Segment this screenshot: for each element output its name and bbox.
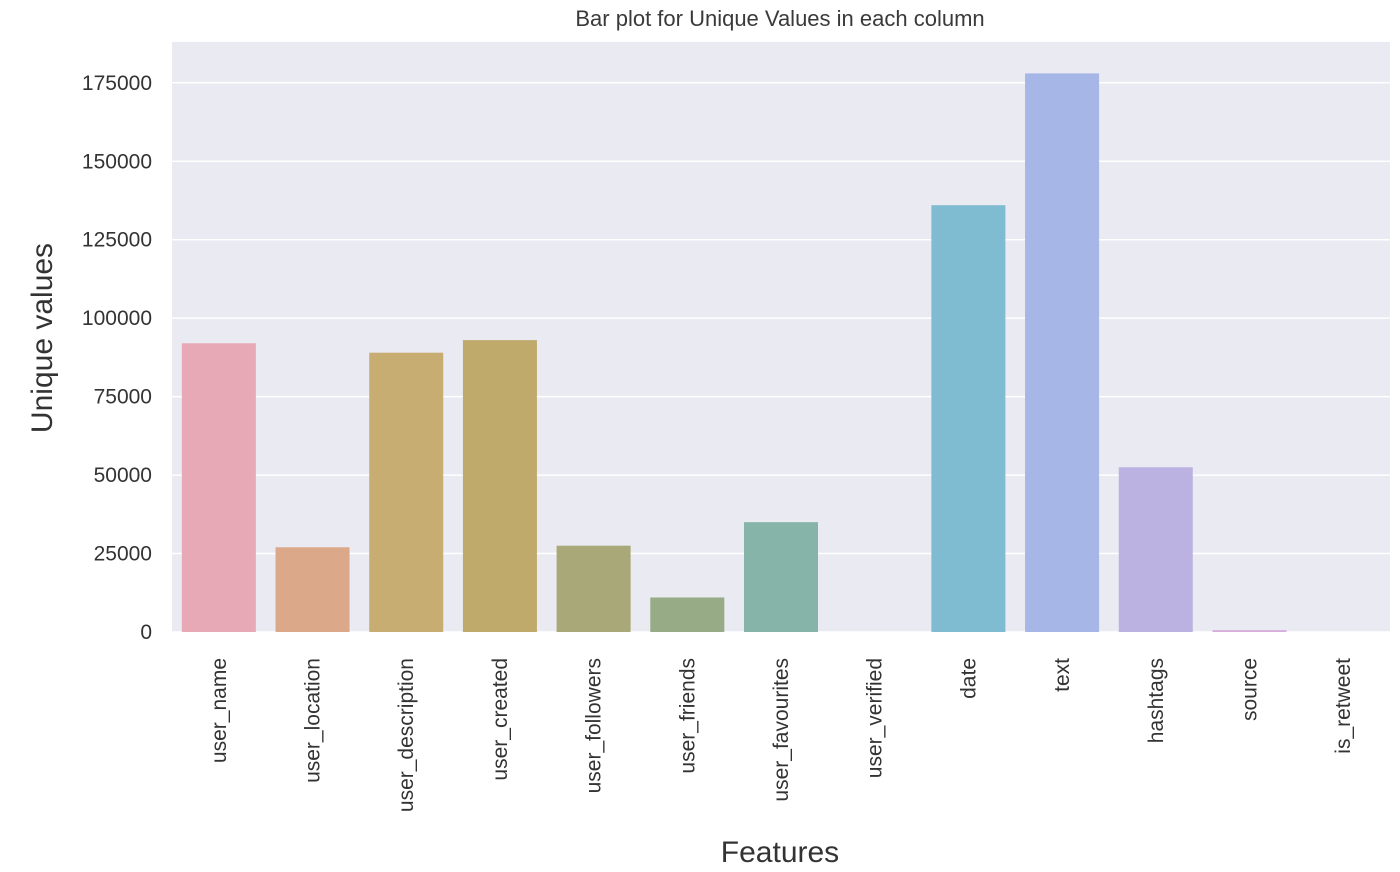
x-tick-label: is_retweet [1332, 658, 1355, 754]
x-axis-label: Features [721, 836, 839, 869]
y-tick-label: 25000 [94, 543, 152, 566]
y-axis-label: Unique values [26, 243, 59, 433]
bar-user-friends [650, 597, 725, 632]
bar-hashtags [1118, 467, 1193, 632]
y-tick-label: 100000 [82, 307, 152, 330]
y-tick-label: 75000 [94, 386, 152, 409]
chart-title: Bar plot for Unique Values in each colum… [575, 6, 984, 31]
x-tick-label: text [1051, 658, 1074, 692]
bar-text [1025, 73, 1100, 632]
x-tick-label: user_location [302, 658, 325, 783]
y-tick-label: 175000 [82, 72, 152, 95]
bars [181, 73, 1381, 633]
x-tick-label: source [1238, 658, 1261, 721]
bar-date [931, 205, 1006, 633]
x-tick-label: user_name [208, 658, 231, 763]
bar-user-favourites [743, 522, 819, 632]
x-tick-label: hashtags [1145, 658, 1168, 743]
bar-user-location [275, 547, 350, 632]
bar-user-description [369, 352, 444, 632]
x-tick-label: user_followers [583, 658, 606, 793]
y-tick-label: 150000 [82, 150, 152, 173]
y-tick-label: 50000 [94, 464, 152, 487]
x-tick-label: user_description [395, 658, 418, 812]
bar-user-followers [556, 545, 631, 632]
x-tick-label: user_favourites [770, 658, 793, 802]
x-tick-label: user_verified [864, 658, 887, 778]
y-tick-label: 125000 [82, 229, 152, 252]
bar-user-name [181, 343, 256, 632]
bar-user-created [462, 340, 537, 632]
x-tick-label: user_created [489, 658, 512, 781]
x-tick-label: date [957, 658, 980, 699]
x-tick-label: user_friends [676, 658, 699, 774]
y-tick-labels: 0 25000 50000 75000 100000 125000 150000 175000 [82, 72, 152, 644]
y-tick-label: 0 [140, 621, 152, 644]
x-tick-labels: user_name user_location user_description us… [208, 658, 1355, 812]
bar-source [1212, 630, 1287, 632]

* * * * * * *

• [Work to complete] Please output the lines of the listing exactly as they appear, starting at the line that contains "x-tick-label: is_retweet [1332, 658, 1355, 754]" and ending at the end of the listing.

• [The result]
x-tick-label: is_retweet [1332, 658, 1355, 754]
x-axis-label: Features [721, 836, 839, 869]
y-tick-label: 25000 [94, 543, 152, 566]
y-axis-label: Unique values [26, 243, 59, 433]
bar-user-friends [650, 597, 725, 632]
bar-hashtags [1118, 467, 1193, 632]
y-tick-label: 100000 [82, 307, 152, 330]
y-tick-label: 75000 [94, 386, 152, 409]
chart-title: Bar plot for Unique Values in each colum… [575, 6, 984, 31]
x-tick-label: text [1051, 658, 1074, 692]
bar-text [1025, 73, 1100, 632]
x-tick-label: user_location [302, 658, 325, 783]
y-tick-label: 175000 [82, 72, 152, 95]
bars [181, 73, 1381, 633]
x-tick-label: source [1238, 658, 1261, 721]
bar-date [931, 205, 1006, 633]
x-tick-label: user_name [208, 658, 231, 763]
bar-user-favourites [743, 522, 819, 632]
x-tick-label: hashtags [1145, 658, 1168, 743]
bar-user-location [275, 547, 350, 632]
bar-user-description [369, 352, 444, 632]
x-tick-label: user_followers [583, 658, 606, 793]
y-tick-label: 150000 [82, 150, 152, 173]
y-tick-label: 50000 [94, 464, 152, 487]
x-tick-label: user_description [395, 658, 418, 812]
bar-user-followers [556, 545, 631, 632]
x-tick-label: user_favourites [770, 658, 793, 802]
x-tick-label: user_verified [864, 658, 887, 778]
y-tick-label: 125000 [82, 229, 152, 252]
bar-user-name [181, 343, 256, 632]
bar-user-created [462, 340, 537, 632]
x-tick-label: user_created [489, 658, 512, 781]
x-tick-label: date [957, 658, 980, 699]
x-tick-label: user_friends [676, 658, 699, 774]
y-tick-labels: 0 25000 50000 75000 100000 125000 150000 175000 [82, 72, 152, 644]
y-tick-label: 0 [140, 621, 152, 644]
x-tick-labels: user_name user_location user_description us… [208, 658, 1355, 812]
bar-source [1212, 630, 1287, 632]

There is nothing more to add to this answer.